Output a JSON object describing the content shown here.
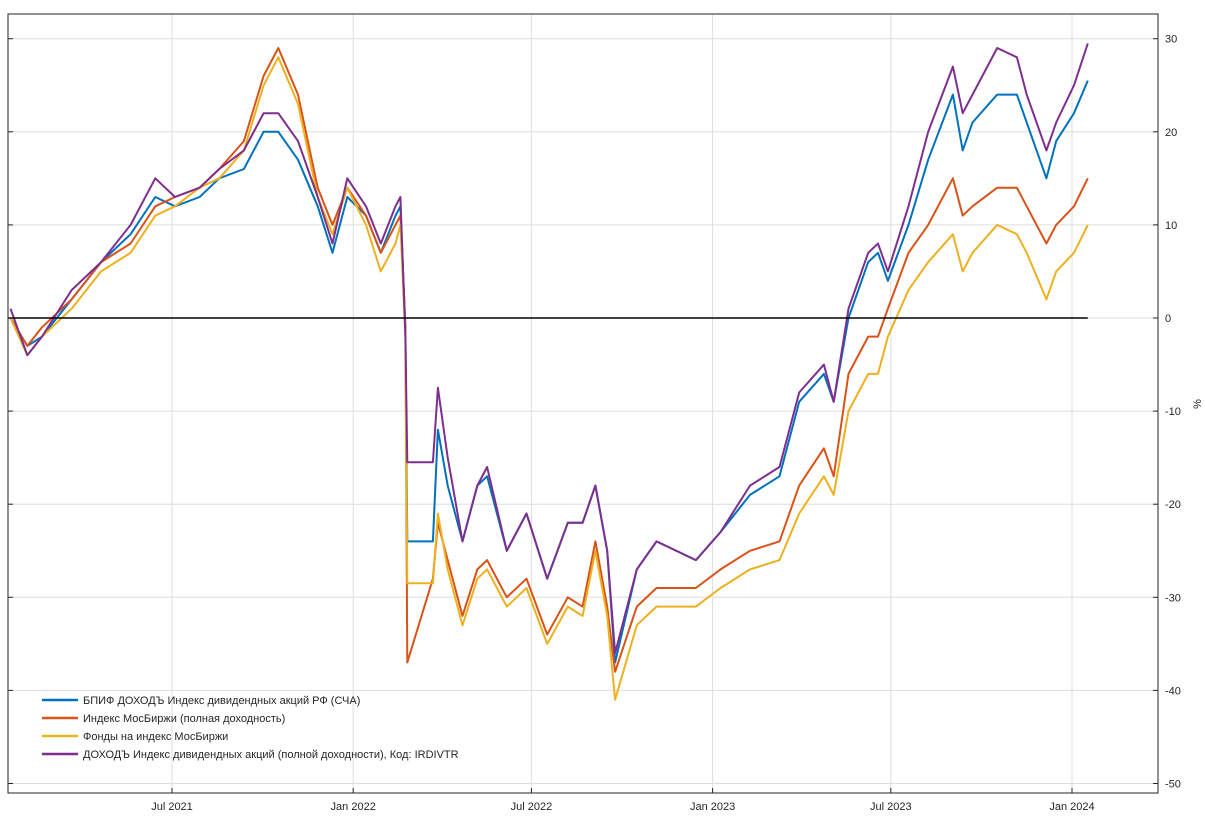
{
  "chart_data": {
    "type": "line",
    "title": "",
    "xlabel": "",
    "ylabel": "%",
    "ylim": [
      -50,
      30
    ],
    "xlim": [
      "2021-01-18",
      "2024-03-27"
    ],
    "yticks": [
      30,
      20,
      10,
      0,
      -10,
      -20,
      -30,
      -40,
      -50
    ],
    "xticks": [
      {
        "date": "2021-07-01",
        "label": "Jul 2021"
      },
      {
        "date": "2022-01-01",
        "label": "Jan 2022"
      },
      {
        "date": "2022-07-01",
        "label": "Jul 2022"
      },
      {
        "date": "2023-01-01",
        "label": "Jan 2023"
      },
      {
        "date": "2023-07-01",
        "label": "Jul 2023"
      },
      {
        "date": "2024-01-01",
        "label": "Jan 2024"
      }
    ],
    "y_axis_side": "right",
    "grid": true,
    "reference_line": 0,
    "legend_position": "bottom-left",
    "x": [
      "2021-01-18",
      "2021-02-04",
      "2021-02-19",
      "2021-03-21",
      "2021-04-20",
      "2021-05-20",
      "2021-06-14",
      "2021-07-04",
      "2021-07-29",
      "2021-08-18",
      "2021-09-12",
      "2021-10-02",
      "2021-10-17",
      "2021-11-06",
      "2021-11-26",
      "2021-12-11",
      "2021-12-26",
      "2022-01-14",
      "2022-01-29",
      "2022-02-13",
      "2022-02-18",
      "2022-02-23",
      "2022-02-25",
      "2022-03-23",
      "2022-03-28",
      "2022-04-07",
      "2022-04-22",
      "2022-05-07",
      "2022-05-17",
      "2022-06-06",
      "2022-06-26",
      "2022-07-17",
      "2022-08-07",
      "2022-08-22",
      "2022-09-04",
      "2022-09-16",
      "2022-09-24",
      "2022-10-16",
      "2022-11-05",
      "2022-12-15",
      "2023-01-09",
      "2023-02-08",
      "2023-03-10",
      "2023-03-30",
      "2023-04-24",
      "2023-05-04",
      "2023-05-19",
      "2023-06-08",
      "2023-06-18",
      "2023-06-28",
      "2023-07-19",
      "2023-08-08",
      "2023-09-02",
      "2023-09-12",
      "2023-09-22",
      "2023-10-17",
      "2023-11-06",
      "2023-11-16",
      "2023-12-06",
      "2023-12-16",
      "2024-01-03",
      "2024-01-17"
    ],
    "series": [
      {
        "name": "БПИФ ДОХОДЪ Индекс дивидендных акций РФ (СЧА)",
        "color": "#0072BD",
        "values": [
          0,
          -3,
          -2,
          2,
          6,
          9,
          13,
          12,
          13,
          15,
          16,
          20,
          20,
          17,
          12,
          7,
          13,
          11,
          7,
          11,
          12,
          -1,
          -24,
          -24,
          -12,
          -18,
          -24,
          -18,
          -17,
          -25,
          -21,
          -28,
          -22,
          -22,
          -18,
          -25,
          -37,
          -27,
          -24,
          -26,
          -23,
          -19,
          -17,
          -9,
          -6,
          -9,
          0,
          6,
          7,
          4,
          10,
          17,
          24,
          18,
          21,
          24,
          24,
          21,
          15,
          19,
          22,
          25.5
        ]
      },
      {
        "name": "Индекс МосБиржи (полная доходность)",
        "color": "#D95319",
        "values": [
          0,
          -3,
          -1,
          2,
          6,
          8,
          12,
          13,
          14,
          16,
          19,
          26,
          29,
          24,
          14,
          10,
          14,
          11,
          7,
          10,
          11,
          -1,
          -37,
          -28,
          -22,
          -26,
          -32,
          -27,
          -26,
          -30,
          -28,
          -34,
          -30,
          -31,
          -24,
          -31,
          -38,
          -31,
          -29,
          -29,
          -27,
          -25,
          -24,
          -18,
          -14,
          -17,
          -6,
          -2,
          -2,
          1,
          7,
          10,
          15,
          11,
          12,
          14,
          14,
          12,
          8,
          10,
          12,
          15
        ]
      },
      {
        "name": "Фонды на индекс МосБиржи",
        "color": "#EDB120",
        "values": [
          0,
          -4,
          -2,
          1,
          5,
          7,
          11,
          12,
          14,
          15,
          18,
          25,
          28,
          23,
          13,
          9,
          14,
          10,
          5,
          8,
          10,
          -2,
          -28.5,
          -28.5,
          -21,
          -27,
          -33,
          -28,
          -27,
          -31,
          -29,
          -35,
          -31,
          -32,
          -25,
          -32,
          -41,
          -33,
          -31,
          -31,
          -29,
          -27,
          -26,
          -21,
          -17,
          -19,
          -10,
          -6,
          -6,
          -2,
          3,
          6,
          9,
          5,
          7,
          10,
          9,
          7,
          2,
          5,
          7,
          10
        ]
      },
      {
        "name": "ДОХОДЪ Индекс дивидендных акций (полной доходности), Код: IRDIVTR",
        "color": "#7E2F8E",
        "values": [
          1,
          -4,
          -2,
          3,
          6,
          10,
          15,
          13,
          14,
          16,
          18,
          22,
          22,
          19,
          13,
          8,
          15,
          12,
          8,
          12,
          13,
          -2,
          -15.5,
          -15.5,
          -7.5,
          -15,
          -24,
          -18,
          -16,
          -25,
          -21,
          -28,
          -22,
          -22,
          -18,
          -25,
          -36,
          -27,
          -24,
          -26,
          -23,
          -18,
          -16,
          -8,
          -5,
          -9,
          1,
          7,
          8,
          5,
          12,
          20,
          27,
          22,
          24,
          29,
          28,
          24,
          18,
          21,
          25,
          29.5
        ]
      }
    ]
  }
}
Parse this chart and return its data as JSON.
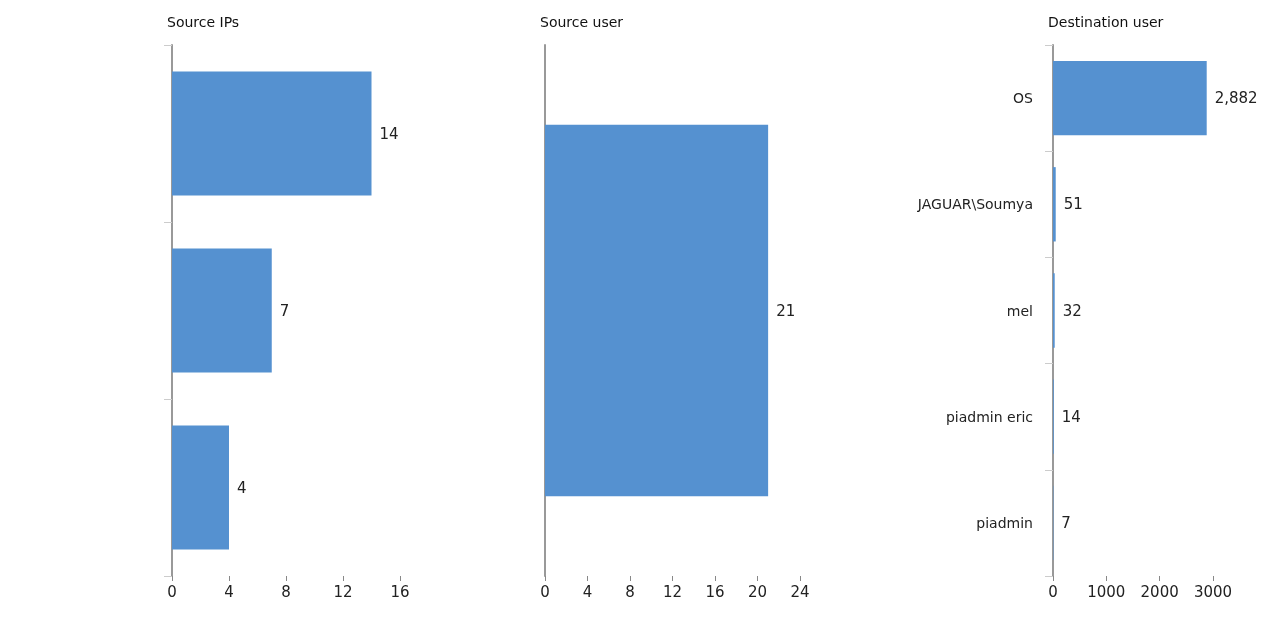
{
  "chart_data": [
    {
      "type": "bar",
      "orientation": "horizontal",
      "title": "Source IPs",
      "categories": [
        null,
        null,
        null
      ],
      "values": [
        14,
        7,
        4
      ],
      "color": "#5591d0",
      "xlim": [
        0,
        16
      ],
      "xticks": [
        0,
        4,
        8,
        12,
        16
      ],
      "data_labels": true,
      "grid": false
    },
    {
      "type": "bar",
      "orientation": "horizontal",
      "title": "Source user",
      "categories": [
        null
      ],
      "values": [
        21
      ],
      "color": "#5591d0",
      "xlim": [
        0,
        24
      ],
      "xticks": [
        0,
        4,
        8,
        12,
        16,
        20,
        24
      ],
      "data_labels": true,
      "grid": false
    },
    {
      "type": "bar",
      "orientation": "horizontal",
      "title": "Destination user",
      "categories": [
        "OS",
        "JAGUAR\\Soumya",
        "mel",
        "piadmin eric",
        "piadmin"
      ],
      "values": [
        2882,
        51,
        32,
        14,
        7
      ],
      "value_labels": [
        "2,882",
        "51",
        "32",
        "14",
        "7"
      ],
      "color": "#5591d0",
      "xlim": [
        0,
        3000
      ],
      "xticks": [
        0,
        1000,
        2000,
        3000
      ],
      "grid": false
    }
  ]
}
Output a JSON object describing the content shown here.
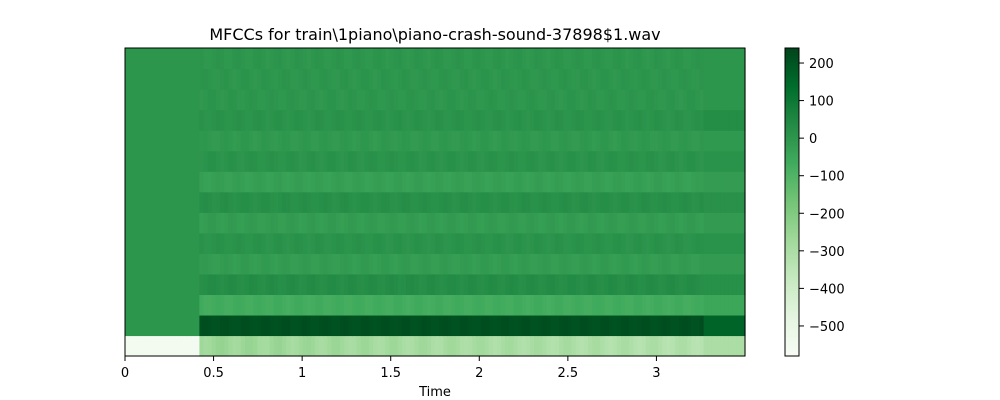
{
  "chart_data": {
    "type": "heatmap",
    "title": "MFCCs for train\\1piano\\piano-crash-sound-37898$1.wav",
    "xlabel": "Time",
    "ylabel": "",
    "xlim": [
      0,
      3.5
    ],
    "x_ticks": [
      {
        "value": 0,
        "label": "0"
      },
      {
        "value": 0.5,
        "label": "0.5"
      },
      {
        "value": 1,
        "label": "1"
      },
      {
        "value": 1.5,
        "label": "1.5"
      },
      {
        "value": 2,
        "label": "2"
      },
      {
        "value": 2.5,
        "label": "2.5"
      },
      {
        "value": 3,
        "label": "3"
      }
    ],
    "colormap": "Greens",
    "colorbar": {
      "range": [
        -580,
        240
      ],
      "ticks": [
        {
          "value": 200,
          "label": "200"
        },
        {
          "value": 100,
          "label": "100"
        },
        {
          "value": 0,
          "label": "0"
        },
        {
          "value": -100,
          "label": "−100"
        },
        {
          "value": -200,
          "label": "−200"
        },
        {
          "value": -300,
          "label": "−300"
        },
        {
          "value": -400,
          "label": "−400"
        },
        {
          "value": -500,
          "label": "−500"
        }
      ]
    },
    "n_coefficients": 15,
    "onset_time": 0.43,
    "end_segment_time": 3.27,
    "coefficient_levels_pre_onset": [
      -560,
      0,
      0,
      0,
      0,
      0,
      0,
      0,
      0,
      0,
      0,
      0,
      0,
      0,
      0
    ],
    "coefficient_levels": [
      -280,
      210,
      -70,
      30,
      -20,
      10,
      -20,
      20,
      -30,
      10,
      -10,
      10,
      0,
      0,
      0
    ],
    "coefficient_levels_end": [
      -300,
      160,
      -50,
      20,
      -15,
      10,
      -15,
      15,
      -20,
      10,
      -10,
      30,
      0,
      0,
      0
    ]
  }
}
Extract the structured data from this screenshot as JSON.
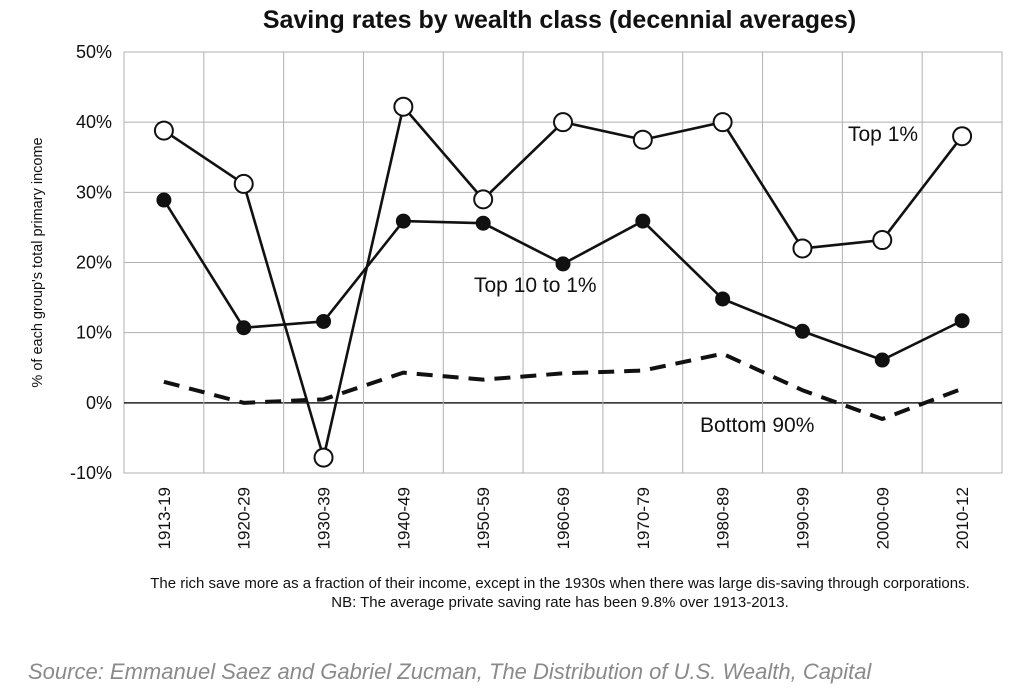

^^^^^^^^^^^^^^^^

**Requirement**
Scan the material line by line and report each one that contains "name".

**Output below**
        "name": "БПИФ ДОХОДЪ Индекс дивидендных акций РФ (СЧА)",
        "name": "Индекс МосБиржи (полная доходность)",
        "name": "Фонды на индекс МосБиржи",
        "name": "ДОХОДЪ Индекс дивидендных акций (полной доходности), Код: IRDIVTR",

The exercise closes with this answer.